§ TASK TO CARRY OUT:
Reply with the count of lines holding "della", nothing more.

== DATASET CONTENT

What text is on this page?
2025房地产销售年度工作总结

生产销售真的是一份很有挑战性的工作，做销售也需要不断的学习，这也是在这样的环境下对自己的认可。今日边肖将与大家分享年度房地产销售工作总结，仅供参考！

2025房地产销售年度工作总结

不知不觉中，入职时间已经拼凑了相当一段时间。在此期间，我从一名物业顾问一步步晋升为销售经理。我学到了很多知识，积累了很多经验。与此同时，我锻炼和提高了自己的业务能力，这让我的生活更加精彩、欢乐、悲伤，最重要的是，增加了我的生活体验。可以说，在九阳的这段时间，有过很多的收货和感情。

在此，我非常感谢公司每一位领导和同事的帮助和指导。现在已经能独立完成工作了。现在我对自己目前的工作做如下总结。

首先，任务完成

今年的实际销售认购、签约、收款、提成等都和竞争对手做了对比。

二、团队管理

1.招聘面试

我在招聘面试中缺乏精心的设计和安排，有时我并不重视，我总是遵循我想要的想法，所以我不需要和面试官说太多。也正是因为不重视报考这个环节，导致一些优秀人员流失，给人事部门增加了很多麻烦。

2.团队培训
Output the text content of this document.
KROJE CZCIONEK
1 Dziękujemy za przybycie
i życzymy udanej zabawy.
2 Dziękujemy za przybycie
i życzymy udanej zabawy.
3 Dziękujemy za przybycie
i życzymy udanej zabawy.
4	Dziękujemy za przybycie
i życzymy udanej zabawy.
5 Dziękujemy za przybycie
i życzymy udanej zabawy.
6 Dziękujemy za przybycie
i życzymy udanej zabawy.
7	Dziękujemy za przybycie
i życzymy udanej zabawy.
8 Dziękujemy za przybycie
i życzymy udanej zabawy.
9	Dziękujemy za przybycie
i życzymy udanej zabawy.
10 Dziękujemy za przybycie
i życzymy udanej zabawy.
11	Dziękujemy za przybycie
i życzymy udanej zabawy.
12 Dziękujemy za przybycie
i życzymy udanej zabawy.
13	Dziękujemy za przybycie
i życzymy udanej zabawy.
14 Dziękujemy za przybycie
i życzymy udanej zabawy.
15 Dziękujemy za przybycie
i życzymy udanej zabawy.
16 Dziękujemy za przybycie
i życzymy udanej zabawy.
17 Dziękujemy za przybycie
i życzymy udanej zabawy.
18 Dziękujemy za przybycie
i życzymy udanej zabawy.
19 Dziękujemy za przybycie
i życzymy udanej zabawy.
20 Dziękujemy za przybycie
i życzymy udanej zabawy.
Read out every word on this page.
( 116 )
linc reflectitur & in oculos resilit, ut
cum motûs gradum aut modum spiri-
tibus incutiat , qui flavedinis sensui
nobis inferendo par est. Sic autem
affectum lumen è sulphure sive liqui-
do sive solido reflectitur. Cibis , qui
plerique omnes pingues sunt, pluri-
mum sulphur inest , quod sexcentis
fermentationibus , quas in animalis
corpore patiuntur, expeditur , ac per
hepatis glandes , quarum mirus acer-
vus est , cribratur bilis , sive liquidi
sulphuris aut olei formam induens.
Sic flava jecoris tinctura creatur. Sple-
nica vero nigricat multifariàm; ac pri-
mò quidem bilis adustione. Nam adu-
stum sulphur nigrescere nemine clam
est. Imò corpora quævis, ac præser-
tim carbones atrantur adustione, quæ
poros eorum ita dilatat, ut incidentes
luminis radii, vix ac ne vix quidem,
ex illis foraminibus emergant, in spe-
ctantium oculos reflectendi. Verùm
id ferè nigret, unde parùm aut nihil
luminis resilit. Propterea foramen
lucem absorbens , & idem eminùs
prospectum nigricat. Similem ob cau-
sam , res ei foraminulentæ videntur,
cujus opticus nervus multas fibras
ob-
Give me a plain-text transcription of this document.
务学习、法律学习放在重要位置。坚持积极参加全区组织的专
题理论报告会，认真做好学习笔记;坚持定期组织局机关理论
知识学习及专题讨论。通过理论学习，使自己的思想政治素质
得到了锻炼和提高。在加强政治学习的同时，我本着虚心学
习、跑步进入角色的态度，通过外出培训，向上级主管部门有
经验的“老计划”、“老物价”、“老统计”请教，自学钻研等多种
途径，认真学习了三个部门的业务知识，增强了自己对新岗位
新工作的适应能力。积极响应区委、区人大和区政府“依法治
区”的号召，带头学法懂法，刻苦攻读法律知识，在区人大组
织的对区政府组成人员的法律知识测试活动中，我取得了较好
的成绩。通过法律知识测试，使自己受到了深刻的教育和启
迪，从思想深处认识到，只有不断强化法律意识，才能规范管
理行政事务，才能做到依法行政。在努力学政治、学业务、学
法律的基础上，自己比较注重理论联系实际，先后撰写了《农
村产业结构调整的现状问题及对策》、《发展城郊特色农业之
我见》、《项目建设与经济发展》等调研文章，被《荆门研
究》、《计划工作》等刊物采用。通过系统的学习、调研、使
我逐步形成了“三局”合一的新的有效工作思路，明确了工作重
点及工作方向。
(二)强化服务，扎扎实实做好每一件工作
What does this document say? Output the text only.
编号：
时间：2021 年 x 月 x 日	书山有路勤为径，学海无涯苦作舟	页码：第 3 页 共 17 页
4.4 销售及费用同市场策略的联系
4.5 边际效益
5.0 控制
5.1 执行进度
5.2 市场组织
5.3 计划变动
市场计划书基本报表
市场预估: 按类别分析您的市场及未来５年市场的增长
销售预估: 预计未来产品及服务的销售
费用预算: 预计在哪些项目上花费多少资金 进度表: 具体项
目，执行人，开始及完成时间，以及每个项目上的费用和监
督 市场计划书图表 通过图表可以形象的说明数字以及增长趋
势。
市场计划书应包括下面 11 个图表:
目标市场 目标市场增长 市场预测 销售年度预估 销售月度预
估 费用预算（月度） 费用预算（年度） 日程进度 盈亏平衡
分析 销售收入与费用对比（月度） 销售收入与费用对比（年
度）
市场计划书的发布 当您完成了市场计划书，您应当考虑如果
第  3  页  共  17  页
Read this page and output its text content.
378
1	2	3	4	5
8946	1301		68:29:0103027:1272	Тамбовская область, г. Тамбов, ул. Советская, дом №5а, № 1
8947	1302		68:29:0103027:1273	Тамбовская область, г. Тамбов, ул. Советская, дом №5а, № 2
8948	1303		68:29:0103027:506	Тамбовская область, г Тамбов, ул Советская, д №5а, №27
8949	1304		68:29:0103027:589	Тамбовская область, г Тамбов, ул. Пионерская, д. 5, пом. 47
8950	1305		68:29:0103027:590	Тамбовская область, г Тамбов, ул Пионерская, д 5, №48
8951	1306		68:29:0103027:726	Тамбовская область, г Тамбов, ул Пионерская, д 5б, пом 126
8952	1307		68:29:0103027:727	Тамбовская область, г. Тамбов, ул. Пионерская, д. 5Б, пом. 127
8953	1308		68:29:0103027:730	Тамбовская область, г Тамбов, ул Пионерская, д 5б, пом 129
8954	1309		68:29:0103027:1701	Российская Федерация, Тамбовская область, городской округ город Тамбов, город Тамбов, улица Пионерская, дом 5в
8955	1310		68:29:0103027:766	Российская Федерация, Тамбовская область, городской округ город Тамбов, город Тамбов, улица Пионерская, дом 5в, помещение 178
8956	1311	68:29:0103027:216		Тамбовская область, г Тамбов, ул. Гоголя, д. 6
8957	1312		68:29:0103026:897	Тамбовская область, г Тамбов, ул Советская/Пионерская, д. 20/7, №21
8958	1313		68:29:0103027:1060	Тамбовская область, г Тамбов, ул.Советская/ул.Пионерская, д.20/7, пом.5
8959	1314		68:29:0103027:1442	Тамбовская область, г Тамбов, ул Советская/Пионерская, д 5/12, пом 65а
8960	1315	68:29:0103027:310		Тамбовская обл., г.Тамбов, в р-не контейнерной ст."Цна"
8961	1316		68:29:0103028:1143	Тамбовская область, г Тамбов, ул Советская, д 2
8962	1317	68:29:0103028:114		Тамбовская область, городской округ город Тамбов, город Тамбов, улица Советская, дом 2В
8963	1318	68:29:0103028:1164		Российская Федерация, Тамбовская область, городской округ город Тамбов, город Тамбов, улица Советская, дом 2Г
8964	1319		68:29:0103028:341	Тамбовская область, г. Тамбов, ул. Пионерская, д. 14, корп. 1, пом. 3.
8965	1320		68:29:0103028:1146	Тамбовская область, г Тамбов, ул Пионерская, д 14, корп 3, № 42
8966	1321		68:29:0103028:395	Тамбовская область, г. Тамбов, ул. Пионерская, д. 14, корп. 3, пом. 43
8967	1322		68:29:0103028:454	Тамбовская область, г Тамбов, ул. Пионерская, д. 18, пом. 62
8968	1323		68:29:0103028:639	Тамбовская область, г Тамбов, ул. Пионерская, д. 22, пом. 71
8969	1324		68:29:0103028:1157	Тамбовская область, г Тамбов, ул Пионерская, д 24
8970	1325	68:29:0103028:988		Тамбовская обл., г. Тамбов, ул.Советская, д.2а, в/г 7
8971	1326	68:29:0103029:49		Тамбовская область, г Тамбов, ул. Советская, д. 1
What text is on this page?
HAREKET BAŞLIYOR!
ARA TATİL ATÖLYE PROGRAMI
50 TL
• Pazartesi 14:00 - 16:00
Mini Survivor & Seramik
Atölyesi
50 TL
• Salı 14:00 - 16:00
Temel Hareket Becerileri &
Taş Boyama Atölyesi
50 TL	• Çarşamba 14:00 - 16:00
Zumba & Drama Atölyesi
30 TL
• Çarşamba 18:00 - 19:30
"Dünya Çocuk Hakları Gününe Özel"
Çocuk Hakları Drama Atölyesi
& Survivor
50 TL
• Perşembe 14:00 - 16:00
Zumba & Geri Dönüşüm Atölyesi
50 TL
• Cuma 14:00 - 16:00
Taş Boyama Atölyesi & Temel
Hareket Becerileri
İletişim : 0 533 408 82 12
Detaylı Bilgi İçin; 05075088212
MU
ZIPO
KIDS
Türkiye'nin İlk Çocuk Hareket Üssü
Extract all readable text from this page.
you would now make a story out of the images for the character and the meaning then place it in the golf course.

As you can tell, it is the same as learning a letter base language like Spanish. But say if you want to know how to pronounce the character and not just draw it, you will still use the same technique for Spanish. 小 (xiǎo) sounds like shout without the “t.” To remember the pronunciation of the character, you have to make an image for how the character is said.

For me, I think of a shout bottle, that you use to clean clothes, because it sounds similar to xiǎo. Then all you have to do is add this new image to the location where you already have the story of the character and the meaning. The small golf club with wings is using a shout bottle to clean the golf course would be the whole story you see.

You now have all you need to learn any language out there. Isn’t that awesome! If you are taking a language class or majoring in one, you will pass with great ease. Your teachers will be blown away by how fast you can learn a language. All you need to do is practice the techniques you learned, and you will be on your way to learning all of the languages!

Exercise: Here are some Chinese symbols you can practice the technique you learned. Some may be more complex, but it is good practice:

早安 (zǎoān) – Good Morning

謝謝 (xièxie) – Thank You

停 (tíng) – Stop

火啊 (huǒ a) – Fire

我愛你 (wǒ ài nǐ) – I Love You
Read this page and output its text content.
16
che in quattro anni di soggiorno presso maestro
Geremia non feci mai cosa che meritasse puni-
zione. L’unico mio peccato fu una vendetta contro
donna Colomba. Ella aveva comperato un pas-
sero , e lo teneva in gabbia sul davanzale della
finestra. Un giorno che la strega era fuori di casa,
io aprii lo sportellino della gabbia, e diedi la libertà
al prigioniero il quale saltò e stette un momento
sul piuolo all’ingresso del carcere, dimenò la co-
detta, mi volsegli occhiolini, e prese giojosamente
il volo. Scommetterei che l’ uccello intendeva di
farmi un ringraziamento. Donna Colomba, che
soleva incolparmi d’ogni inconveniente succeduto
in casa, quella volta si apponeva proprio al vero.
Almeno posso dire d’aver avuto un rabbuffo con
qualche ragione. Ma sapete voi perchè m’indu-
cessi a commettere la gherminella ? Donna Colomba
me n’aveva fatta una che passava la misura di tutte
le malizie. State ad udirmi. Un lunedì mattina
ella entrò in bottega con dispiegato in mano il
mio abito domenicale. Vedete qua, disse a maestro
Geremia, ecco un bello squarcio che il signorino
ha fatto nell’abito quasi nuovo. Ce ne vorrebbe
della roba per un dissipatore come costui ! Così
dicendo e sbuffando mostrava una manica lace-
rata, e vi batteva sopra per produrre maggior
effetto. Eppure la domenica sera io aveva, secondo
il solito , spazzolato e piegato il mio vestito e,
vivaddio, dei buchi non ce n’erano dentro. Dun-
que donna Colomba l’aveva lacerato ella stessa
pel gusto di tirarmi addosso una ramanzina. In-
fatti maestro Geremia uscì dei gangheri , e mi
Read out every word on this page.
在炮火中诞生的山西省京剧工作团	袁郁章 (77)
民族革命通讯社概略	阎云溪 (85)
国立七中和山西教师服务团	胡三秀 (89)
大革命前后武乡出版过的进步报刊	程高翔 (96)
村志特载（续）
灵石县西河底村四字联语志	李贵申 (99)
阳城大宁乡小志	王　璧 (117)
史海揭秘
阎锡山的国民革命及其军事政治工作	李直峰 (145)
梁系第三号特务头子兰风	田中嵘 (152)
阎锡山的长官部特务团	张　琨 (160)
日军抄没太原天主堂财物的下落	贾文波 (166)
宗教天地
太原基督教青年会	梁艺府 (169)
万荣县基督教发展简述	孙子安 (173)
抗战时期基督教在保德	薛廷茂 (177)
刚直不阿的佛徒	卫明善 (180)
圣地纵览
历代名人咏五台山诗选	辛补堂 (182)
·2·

====

§ OUTPUT OF THE EXERCISE:
3